Description of the task:
Without including any images, repeat the data exactly.

Information given:

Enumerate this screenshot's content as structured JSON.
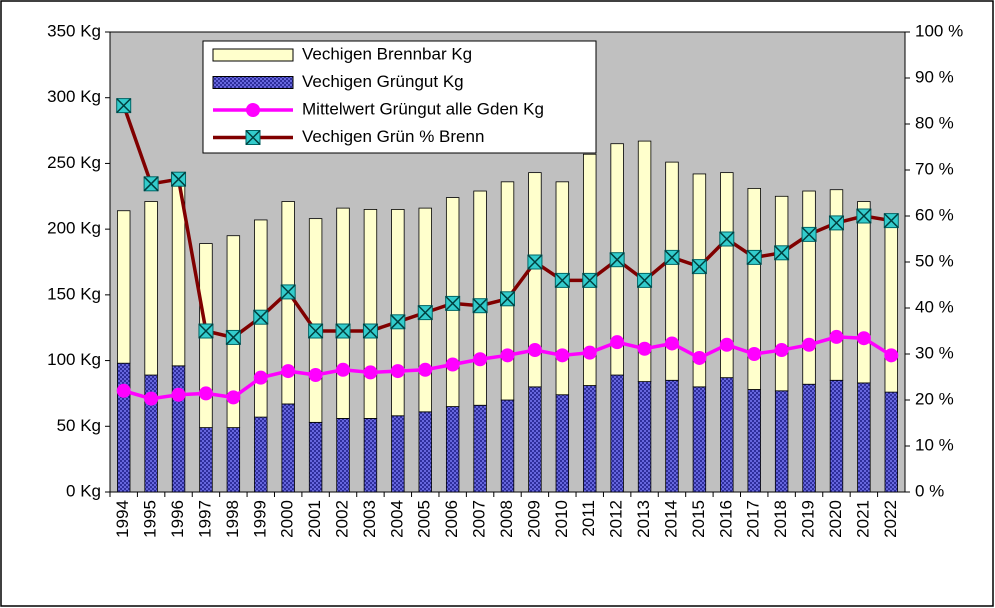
{
  "chart_data": {
    "type": "bar",
    "categories": [
      "1994",
      "1995",
      "1996",
      "1997",
      "1998",
      "1999",
      "2000",
      "2001",
      "2002",
      "2003",
      "2004",
      "2005",
      "2006",
      "2007",
      "2008",
      "2009",
      "2010",
      "2011",
      "2012",
      "2013",
      "2014",
      "2015",
      "2016",
      "2017",
      "2018",
      "2019",
      "2020",
      "2021",
      "2022"
    ],
    "series": [
      {
        "name": "Vechigen Brennbar Kg",
        "type": "bar",
        "stack": true,
        "color": "#ffffcc",
        "values": [
          116,
          132,
          141,
          140,
          146,
          150,
          154,
          155,
          160,
          159,
          157,
          155,
          159,
          163,
          166,
          163,
          162,
          176,
          176,
          183,
          166,
          162,
          156,
          153,
          148,
          147,
          145,
          138,
          129
        ]
      },
      {
        "name": "Vechigen Grüngut Kg",
        "type": "bar",
        "stack": true,
        "color": "#6666dd",
        "values": [
          98,
          89,
          96,
          49,
          49,
          57,
          67,
          53,
          56,
          56,
          58,
          61,
          65,
          66,
          70,
          80,
          74,
          81,
          89,
          84,
          85,
          80,
          87,
          78,
          77,
          82,
          85,
          83,
          76
        ]
      },
      {
        "name": "Mittelwert Grüngut alle Gden Kg",
        "type": "line",
        "color": "#ff00ff",
        "marker": "circle",
        "values": [
          77,
          71,
          74,
          75,
          72,
          87,
          92,
          89,
          93,
          91,
          92,
          93,
          97,
          101,
          104,
          108,
          104,
          106,
          114,
          109,
          113,
          102,
          112,
          105,
          108,
          112,
          118,
          117,
          104
        ]
      },
      {
        "name": "Vechigen Grün % Brenn",
        "type": "line",
        "color": "#800000",
        "marker": "square-x",
        "marker_color": "#33cccc",
        "axis": "y2",
        "values": [
          84,
          67,
          68,
          35,
          33.6,
          38,
          43.5,
          35,
          35,
          35,
          37,
          39,
          41,
          40.5,
          42,
          50,
          46,
          46,
          50.5,
          46,
          51,
          49,
          55,
          51,
          52,
          56,
          58.5,
          60,
          59
        ]
      }
    ],
    "ylim": [
      0,
      350
    ],
    "yticks": [
      {
        "value": 0,
        "label": "0 Kg"
      },
      {
        "value": 50,
        "label": "50 Kg"
      },
      {
        "value": 100,
        "label": "100 Kg"
      },
      {
        "value": 150,
        "label": "150 Kg"
      },
      {
        "value": 200,
        "label": "200 Kg"
      },
      {
        "value": 250,
        "label": "250 Kg"
      },
      {
        "value": 300,
        "label": "300 Kg"
      },
      {
        "value": 350,
        "label": "350 Kg"
      }
    ],
    "y2lim": [
      0,
      100
    ],
    "y2ticks": [
      {
        "value": 0,
        "label": "0 %"
      },
      {
        "value": 10,
        "label": "10 %"
      },
      {
        "value": 20,
        "label": "20 %"
      },
      {
        "value": 30,
        "label": "30 %"
      },
      {
        "value": 40,
        "label": "40 %"
      },
      {
        "value": 50,
        "label": "50 %"
      },
      {
        "value": 60,
        "label": "60 %"
      },
      {
        "value": 70,
        "label": "70 %"
      },
      {
        "value": 80,
        "label": "80 %"
      },
      {
        "value": 90,
        "label": "90 %"
      },
      {
        "value": 100,
        "label": "100 %"
      }
    ],
    "plot_background": "#c0c0c0",
    "grid": false
  }
}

Result:
Enumerate this screenshot's content as structured JSON.
{
  "chart_data": {
    "type": "bar",
    "categories": [
      "1994",
      "1995",
      "1996",
      "1997",
      "1998",
      "1999",
      "2000",
      "2001",
      "2002",
      "2003",
      "2004",
      "2005",
      "2006",
      "2007",
      "2008",
      "2009",
      "2010",
      "2011",
      "2012",
      "2013",
      "2014",
      "2015",
      "2016",
      "2017",
      "2018",
      "2019",
      "2020",
      "2021",
      "2022"
    ],
    "series": [
      {
        "name": "Vechigen Brennbar Kg",
        "type": "bar",
        "stack": true,
        "color": "#ffffcc",
        "values": [
          116,
          132,
          141,
          140,
          146,
          150,
          154,
          155,
          160,
          159,
          157,
          155,
          159,
          163,
          166,
          163,
          162,
          176,
          176,
          183,
          166,
          162,
          156,
          153,
          148,
          147,
          145,
          138,
          129
        ]
      },
      {
        "name": "Vechigen Grüngut Kg",
        "type": "bar",
        "stack": true,
        "color": "#6666dd",
        "values": [
          98,
          89,
          96,
          49,
          49,
          57,
          67,
          53,
          56,
          56,
          58,
          61,
          65,
          66,
          70,
          80,
          74,
          81,
          89,
          84,
          85,
          80,
          87,
          78,
          77,
          82,
          85,
          83,
          76
        ]
      },
      {
        "name": "Mittelwert Grüngut alle Gden Kg",
        "type": "line",
        "color": "#ff00ff",
        "marker": "circle",
        "values": [
          77,
          71,
          74,
          75,
          72,
          87,
          92,
          89,
          93,
          91,
          92,
          93,
          97,
          101,
          104,
          108,
          104,
          106,
          114,
          109,
          113,
          102,
          112,
          105,
          108,
          112,
          118,
          117,
          104
        ]
      },
      {
        "name": "Vechigen Grün % Brenn",
        "type": "line",
        "color": "#800000",
        "marker": "square-x",
        "marker_color": "#33cccc",
        "axis": "y2",
        "values": [
          84,
          67,
          68,
          35,
          33.6,
          38,
          43.5,
          35,
          35,
          35,
          37,
          39,
          41,
          40.5,
          42,
          50,
          46,
          46,
          50.5,
          46,
          51,
          49,
          55,
          51,
          52,
          56,
          58.5,
          60,
          59
        ]
      }
    ],
    "ylim": [
      0,
      350
    ],
    "yticks": [
      {
        "value": 0,
        "label": "0 Kg"
      },
      {
        "value": 50,
        "label": "50 Kg"
      },
      {
        "value": 100,
        "label": "100 Kg"
      },
      {
        "value": 150,
        "label": "150 Kg"
      },
      {
        "value": 200,
        "label": "200 Kg"
      },
      {
        "value": 250,
        "label": "250 Kg"
      },
      {
        "value": 300,
        "label": "300 Kg"
      },
      {
        "value": 350,
        "label": "350 Kg"
      }
    ],
    "y2lim": [
      0,
      100
    ],
    "y2ticks": [
      {
        "value": 0,
        "label": "0 %"
      },
      {
        "value": 10,
        "label": "10 %"
      },
      {
        "value": 20,
        "label": "20 %"
      },
      {
        "value": 30,
        "label": "30 %"
      },
      {
        "value": 40,
        "label": "40 %"
      },
      {
        "value": 50,
        "label": "50 %"
      },
      {
        "value": 60,
        "label": "60 %"
      },
      {
        "value": 70,
        "label": "70 %"
      },
      {
        "value": 80,
        "label": "80 %"
      },
      {
        "value": 90,
        "label": "90 %"
      },
      {
        "value": 100,
        "label": "100 %"
      }
    ],
    "plot_background": "#c0c0c0",
    "grid": false
  }
}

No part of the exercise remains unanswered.